_WHAT TO WORK ON_. Make an exact copy of the lines, leaving the pictures out.

_DATA FOR PROCESSING_.
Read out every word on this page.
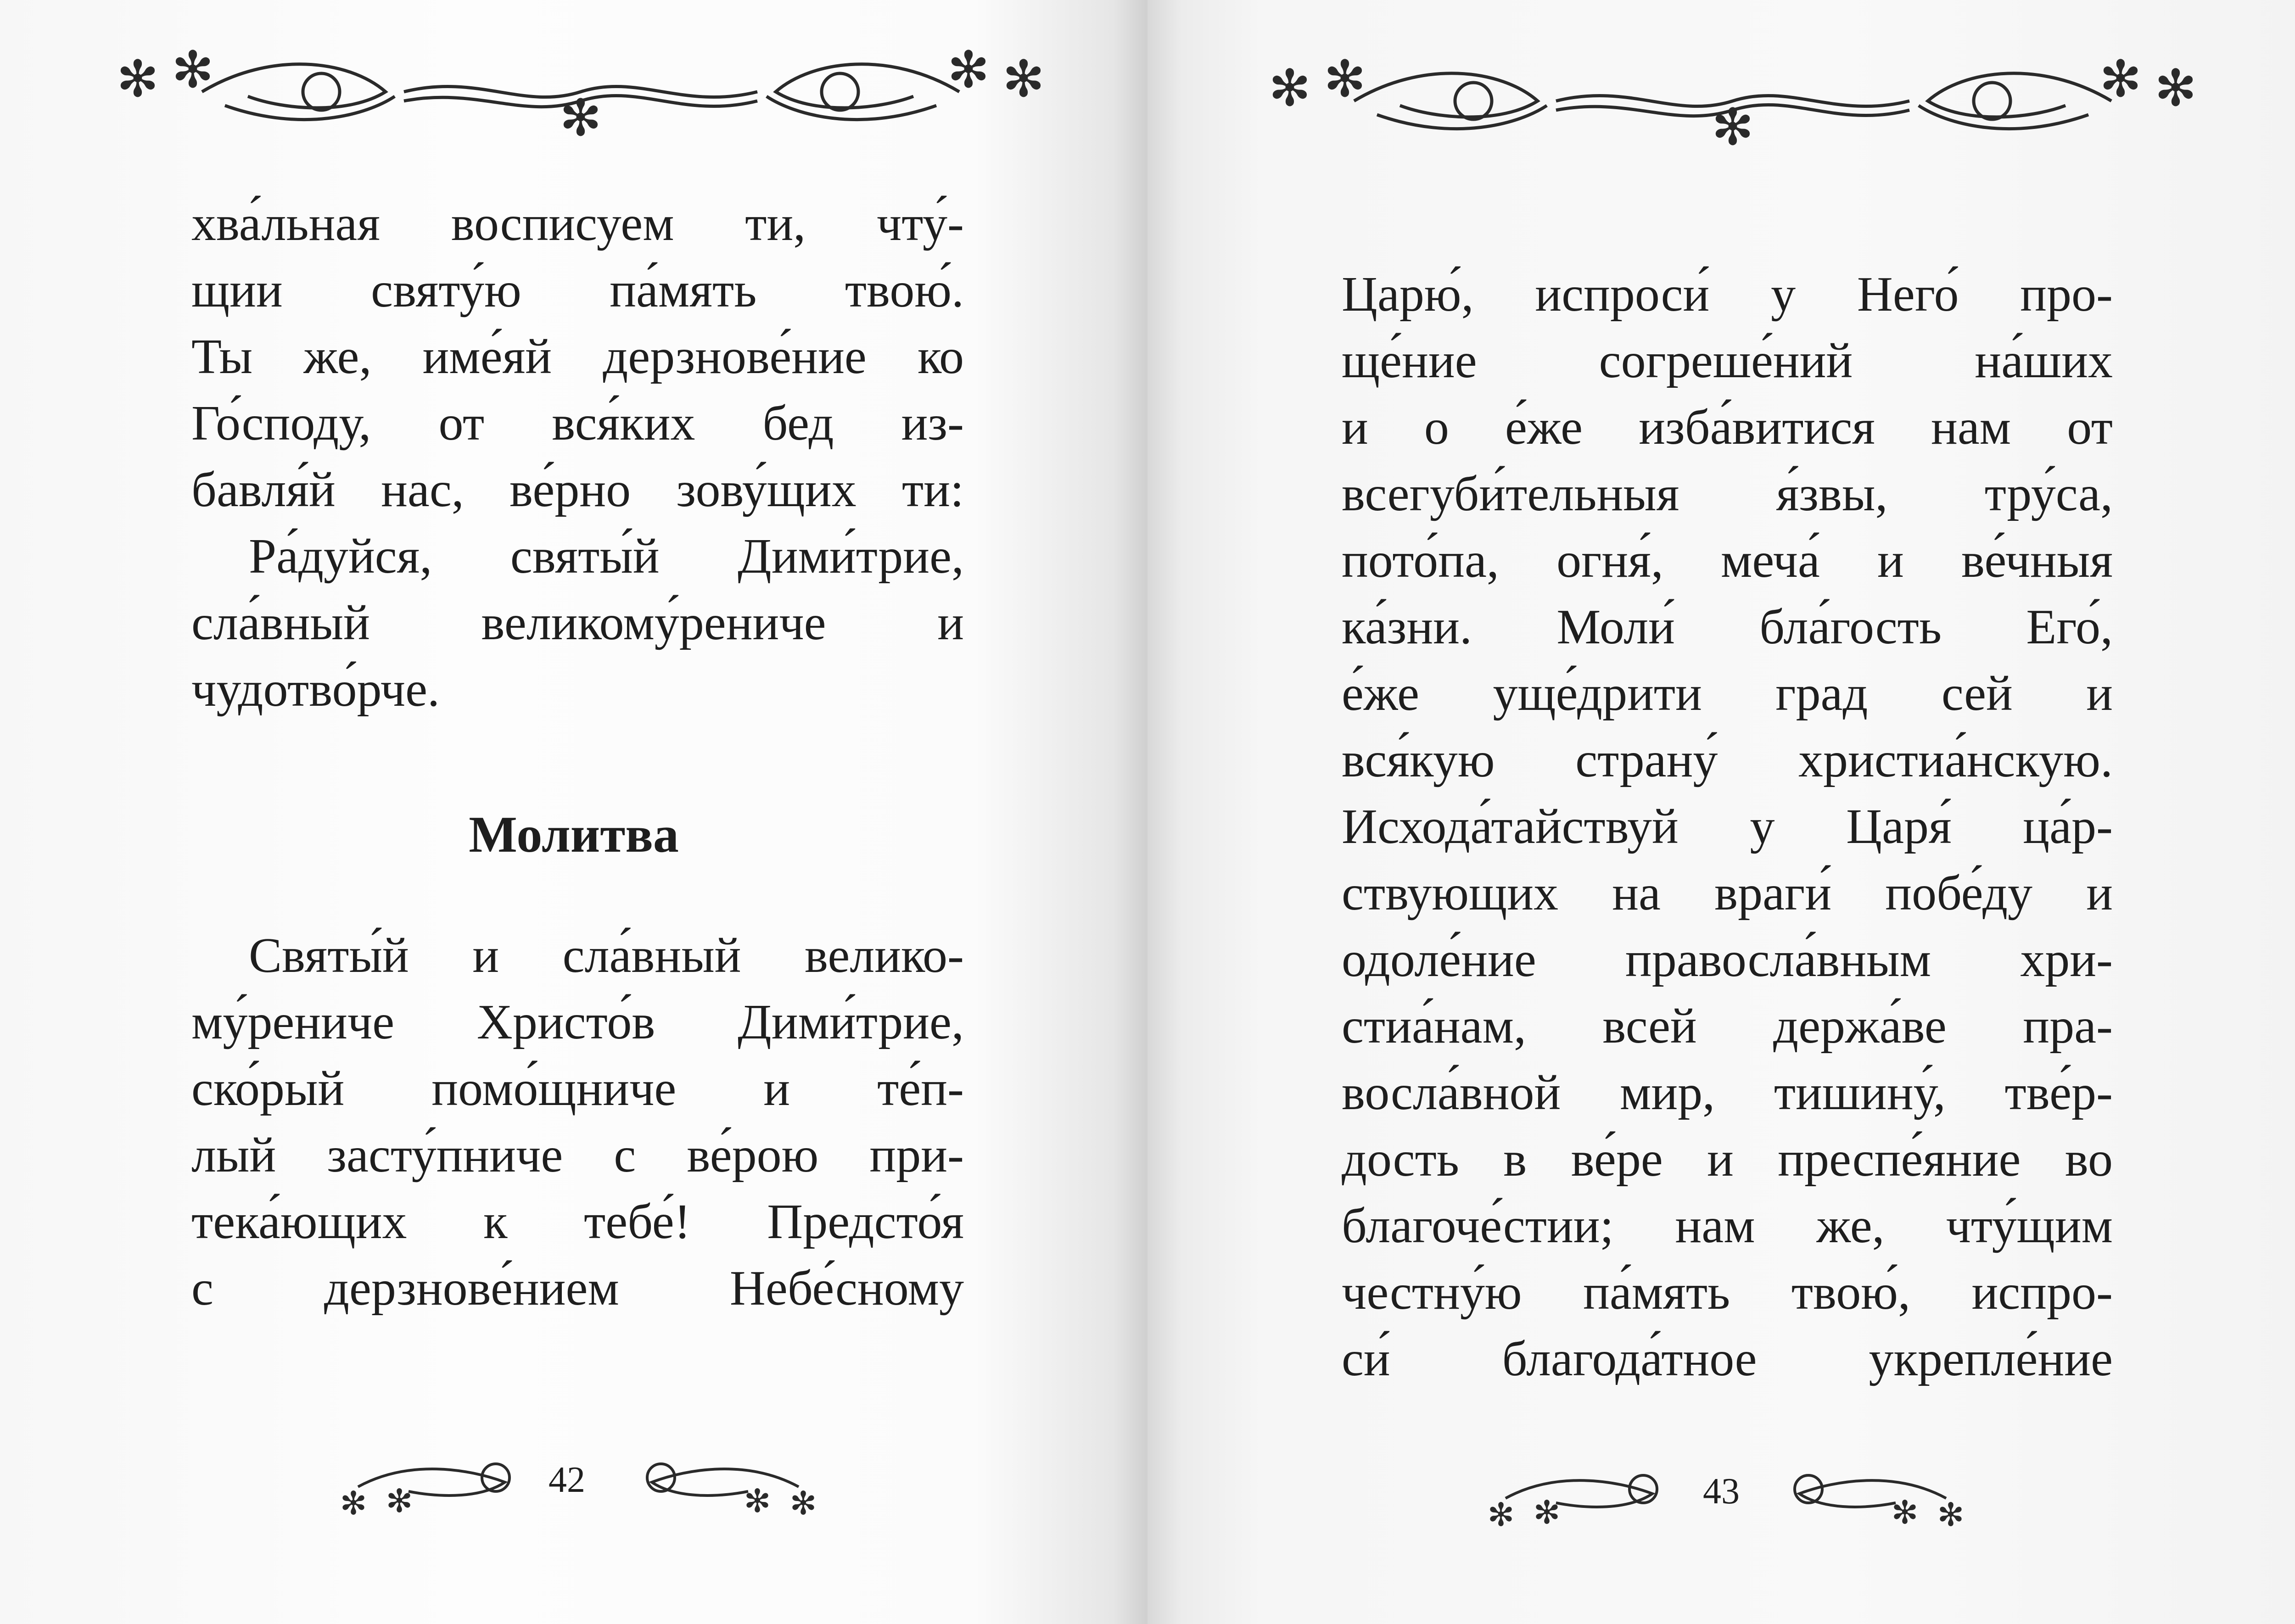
✻ ✻
✻
✻ ✻
хва́льная восписуем ти, чту́-
щии святу́ю па́мять твою́.
Ты же, име́яй дерзнове́ние ко
Го́споду, от вся́ких бед из-
бавля́й нас, ве́рно зову́щих ти:
Ра́дуйся, святы́й Дими́трие,
сла́вный великому́рениче и
чудотво́рче.
Молитва
Святы́й и сла́вный велико-
му́рениче Христо́в Дими́трие,
ско́рый помо́щниче и те́п-
лый засту́пниче с ве́рою при-
тека́ющих к тебе́! Предсто́я
с дерзнове́нием Небе́сному
✻ ✻	✻ ✻
42
✻ ✻
✻
✻ ✻
Царю́, испроси́ у Него́ про-
ще́ние согреше́ний на́ших
и о е́же изба́витися нам от
всегуби́тельныя я́звы, тру́са,
пото́па, огня́, меча́ и ве́чныя
ка́зни. Моли́ бла́гость Его́,
е́же уще́дрити град сей и
вся́кую страну́ христиа́нскую.
Исхода́тайствуй у Царя́ ца́р-
ствующих на враги́ побе́ду и
одоле́ние правосла́вным хри-
стиа́нам, всей держа́ве пра-
восла́вной мир, тишину́, тве́р-
дость в ве́ре и преспе́яние во
благоче́стии; нам же, чту́щим
честну́ю па́мять твою́, испро-
си́ благода́тное укрепле́ние
✻ ✻	✻ ✻
43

_FULL ANSWER_.
Read out every word on this page.
✻ ✻
✻
✻ ✻
хва́льная восписуем ти, чту́-
щии святу́ю па́мять твою́.
Ты же, име́яй дерзнове́ние ко
Го́споду, от вся́ких бед из-
бавля́й нас, ве́рно зову́щих ти:
Ра́дуйся, святы́й Дими́трие,
сла́вный великому́рениче и
чудотво́рче.
Молитва
Святы́й и сла́вный велико-
му́рениче Христо́в Дими́трие,
ско́рый помо́щниче и те́п-
лый засту́пниче с ве́рою при-
тека́ющих к тебе́! Предсто́я
с дерзнове́нием Небе́сному
✻ ✻	✻ ✻
42
✻ ✻
✻
✻ ✻
Царю́, испроси́ у Него́ про-
ще́ние согреше́ний на́ших
и о е́же изба́витися нам от
всегуби́тельныя я́звы, тру́са,
пото́па, огня́, меча́ и ве́чныя
ка́зни. Моли́ бла́гость Его́,
е́же уще́дрити град сей и
вся́кую страну́ христиа́нскую.
Исхода́тайствуй у Царя́ ца́р-
ствующих на враги́ побе́ду и
одоле́ние правосла́вным хри-
стиа́нам, всей держа́ве пра-
восла́вной мир, тишину́, тве́р-
дость в ве́ре и преспе́яние во
благоче́стии; нам же, чту́щим
честну́ю па́мять твою́, испро-
си́ благода́тное укрепле́ние
✻ ✻	✻ ✻
43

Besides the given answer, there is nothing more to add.